## START Input
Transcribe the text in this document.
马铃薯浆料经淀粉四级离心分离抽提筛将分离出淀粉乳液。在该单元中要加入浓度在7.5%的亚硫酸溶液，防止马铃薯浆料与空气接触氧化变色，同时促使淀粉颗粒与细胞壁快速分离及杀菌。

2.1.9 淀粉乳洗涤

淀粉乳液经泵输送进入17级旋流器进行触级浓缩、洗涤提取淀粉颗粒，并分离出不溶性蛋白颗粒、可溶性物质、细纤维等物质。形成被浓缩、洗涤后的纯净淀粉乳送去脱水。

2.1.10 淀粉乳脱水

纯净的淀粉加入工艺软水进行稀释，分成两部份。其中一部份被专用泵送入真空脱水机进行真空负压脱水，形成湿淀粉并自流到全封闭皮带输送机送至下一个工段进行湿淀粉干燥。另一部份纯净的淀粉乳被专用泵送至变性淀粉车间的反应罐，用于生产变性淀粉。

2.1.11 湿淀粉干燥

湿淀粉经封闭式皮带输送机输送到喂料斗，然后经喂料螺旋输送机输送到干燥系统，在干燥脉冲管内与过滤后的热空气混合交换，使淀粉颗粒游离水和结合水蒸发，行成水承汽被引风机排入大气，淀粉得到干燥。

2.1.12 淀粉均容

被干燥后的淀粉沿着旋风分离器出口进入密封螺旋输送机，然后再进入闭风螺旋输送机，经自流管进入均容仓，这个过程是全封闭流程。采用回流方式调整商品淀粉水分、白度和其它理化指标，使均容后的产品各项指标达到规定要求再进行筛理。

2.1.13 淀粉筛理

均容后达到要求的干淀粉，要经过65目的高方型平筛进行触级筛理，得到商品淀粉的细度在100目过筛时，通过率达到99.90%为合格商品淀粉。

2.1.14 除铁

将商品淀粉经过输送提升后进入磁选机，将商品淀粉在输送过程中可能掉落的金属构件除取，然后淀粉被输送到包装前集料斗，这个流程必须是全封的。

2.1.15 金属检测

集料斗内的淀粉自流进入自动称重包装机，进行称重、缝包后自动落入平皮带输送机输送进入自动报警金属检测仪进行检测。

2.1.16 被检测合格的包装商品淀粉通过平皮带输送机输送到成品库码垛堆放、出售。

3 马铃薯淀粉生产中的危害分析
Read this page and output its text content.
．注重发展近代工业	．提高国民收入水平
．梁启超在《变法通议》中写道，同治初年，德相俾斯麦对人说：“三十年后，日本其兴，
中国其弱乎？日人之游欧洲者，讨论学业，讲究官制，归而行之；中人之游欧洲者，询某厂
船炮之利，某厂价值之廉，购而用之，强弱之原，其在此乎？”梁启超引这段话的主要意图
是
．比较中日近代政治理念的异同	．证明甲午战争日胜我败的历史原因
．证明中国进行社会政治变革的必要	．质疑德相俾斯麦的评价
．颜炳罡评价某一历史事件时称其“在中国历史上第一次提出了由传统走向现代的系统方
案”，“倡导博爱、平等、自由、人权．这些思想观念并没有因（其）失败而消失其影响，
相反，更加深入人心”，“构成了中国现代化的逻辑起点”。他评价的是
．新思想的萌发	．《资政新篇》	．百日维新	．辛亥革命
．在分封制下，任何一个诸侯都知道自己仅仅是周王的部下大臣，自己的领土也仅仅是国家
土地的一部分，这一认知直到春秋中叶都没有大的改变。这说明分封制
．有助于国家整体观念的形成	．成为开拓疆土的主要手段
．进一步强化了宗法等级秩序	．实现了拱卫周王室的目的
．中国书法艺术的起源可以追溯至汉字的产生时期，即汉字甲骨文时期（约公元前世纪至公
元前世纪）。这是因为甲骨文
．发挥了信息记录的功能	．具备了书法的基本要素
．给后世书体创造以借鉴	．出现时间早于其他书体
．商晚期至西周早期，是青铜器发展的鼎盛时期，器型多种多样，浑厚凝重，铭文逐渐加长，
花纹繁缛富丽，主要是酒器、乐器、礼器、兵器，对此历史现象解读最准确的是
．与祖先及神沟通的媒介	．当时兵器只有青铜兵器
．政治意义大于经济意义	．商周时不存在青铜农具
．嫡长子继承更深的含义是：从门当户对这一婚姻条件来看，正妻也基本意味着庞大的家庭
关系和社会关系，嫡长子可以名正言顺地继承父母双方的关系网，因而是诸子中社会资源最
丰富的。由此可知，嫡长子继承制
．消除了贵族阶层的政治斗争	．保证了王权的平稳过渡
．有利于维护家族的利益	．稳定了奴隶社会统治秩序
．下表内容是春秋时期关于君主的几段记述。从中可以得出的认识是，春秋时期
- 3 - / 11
## END Input
Aim
Retype every record above exactly as it appears.

Exercise output
Transcribe the text in this document.
马铃薯浆料经淀粉四级离心分离抽提筛将分离出淀粉乳液。在该单元中要加入浓度在7.5%的亚硫酸溶液，防止马铃薯浆料与空气接触氧化变色，同时促使淀粉颗粒与细胞壁快速分离及杀菌。

2.1.9 淀粉乳洗涤

淀粉乳液经泵输送进入17级旋流器进行触级浓缩、洗涤提取淀粉颗粒，并分离出不溶性蛋白颗粒、可溶性物质、细纤维等物质。形成被浓缩、洗涤后的纯净淀粉乳送去脱水。

2.1.10 淀粉乳脱水

纯净的淀粉加入工艺软水进行稀释，分成两部份。其中一部份被专用泵送入真空脱水机进行真空负压脱水，形成湿淀粉并自流到全封闭皮带输送机送至下一个工段进行湿淀粉干燥。另一部份纯净的淀粉乳被专用泵送至变性淀粉车间的反应罐，用于生产变性淀粉。

2.1.11 湿淀粉干燥

湿淀粉经封闭式皮带输送机输送到喂料斗，然后经喂料螺旋输送机输送到干燥系统，在干燥脉冲管内与过滤后的热空气混合交换，使淀粉颗粒游离水和结合水蒸发，行成水承汽被引风机排入大气，淀粉得到干燥。

2.1.12 淀粉均容

被干燥后的淀粉沿着旋风分离器出口进入密封螺旋输送机，然后再进入闭风螺旋输送机，经自流管进入均容仓，这个过程是全封闭流程。采用回流方式调整商品淀粉水分、白度和其它理化指标，使均容后的产品各项指标达到规定要求再进行筛理。

2.1.13 淀粉筛理

均容后达到要求的干淀粉，要经过65目的高方型平筛进行触级筛理，得到商品淀粉的细度在100目过筛时，通过率达到99.90%为合格商品淀粉。

2.1.14 除铁

将商品淀粉经过输送提升后进入磁选机，将商品淀粉在输送过程中可能掉落的金属构件除取，然后淀粉被输送到包装前集料斗，这个流程必须是全封的。

2.1.15 金属检测

集料斗内的淀粉自流进入自动称重包装机，进行称重、缝包后自动落入平皮带输送机输送进入自动报警金属检测仪进行检测。

2.1.16 被检测合格的包装商品淀粉通过平皮带输送机输送到成品库码垛堆放、出售。

3 马铃薯淀粉生产中的危害分析
Read this page and output its text content.
．注重发展近代工业	．提高国民收入水平
．梁启超在《变法通议》中写道，同治初年，德相俾斯麦对人说：“三十年后，日本其兴，
中国其弱乎？日人之游欧洲者，讨论学业，讲究官制，归而行之；中人之游欧洲者，询某厂
船炮之利，某厂价值之廉，购而用之，强弱之原，其在此乎？”梁启超引这段话的主要意图
是
．比较中日近代政治理念的异同	．证明甲午战争日胜我败的历史原因
．证明中国进行社会政治变革的必要	．质疑德相俾斯麦的评价
．颜炳罡评价某一历史事件时称其“在中国历史上第一次提出了由传统走向现代的系统方
案”，“倡导博爱、平等、自由、人权．这些思想观念并没有因（其）失败而消失其影响，
相反，更加深入人心”，“构成了中国现代化的逻辑起点”。他评价的是
．新思想的萌发	．《资政新篇》	．百日维新	．辛亥革命
．在分封制下，任何一个诸侯都知道自己仅仅是周王的部下大臣，自己的领土也仅仅是国家
土地的一部分，这一认知直到春秋中叶都没有大的改变。这说明分封制
．有助于国家整体观念的形成	．成为开拓疆土的主要手段
．进一步强化了宗法等级秩序	．实现了拱卫周王室的目的
．中国书法艺术的起源可以追溯至汉字的产生时期，即汉字甲骨文时期（约公元前世纪至公
元前世纪）。这是因为甲骨文
．发挥了信息记录的功能	．具备了书法的基本要素
．给后世书体创造以借鉴	．出现时间早于其他书体
．商晚期至西周早期，是青铜器发展的鼎盛时期，器型多种多样，浑厚凝重，铭文逐渐加长，
花纹繁缛富丽，主要是酒器、乐器、礼器、兵器，对此历史现象解读最准确的是
．与祖先及神沟通的媒介	．当时兵器只有青铜兵器
．政治意义大于经济意义	．商周时不存在青铜农具
．嫡长子继承更深的含义是：从门当户对这一婚姻条件来看，正妻也基本意味着庞大的家庭
关系和社会关系，嫡长子可以名正言顺地继承父母双方的关系网，因而是诸子中社会资源最
丰富的。由此可知，嫡长子继承制
．消除了贵族阶层的政治斗争	．保证了王权的平稳过渡
．有利于维护家族的利益	．稳定了奴隶社会统治秩序
．下表内容是春秋时期关于君主的几段记述。从中可以得出的认识是，春秋时期
- 3 - / 11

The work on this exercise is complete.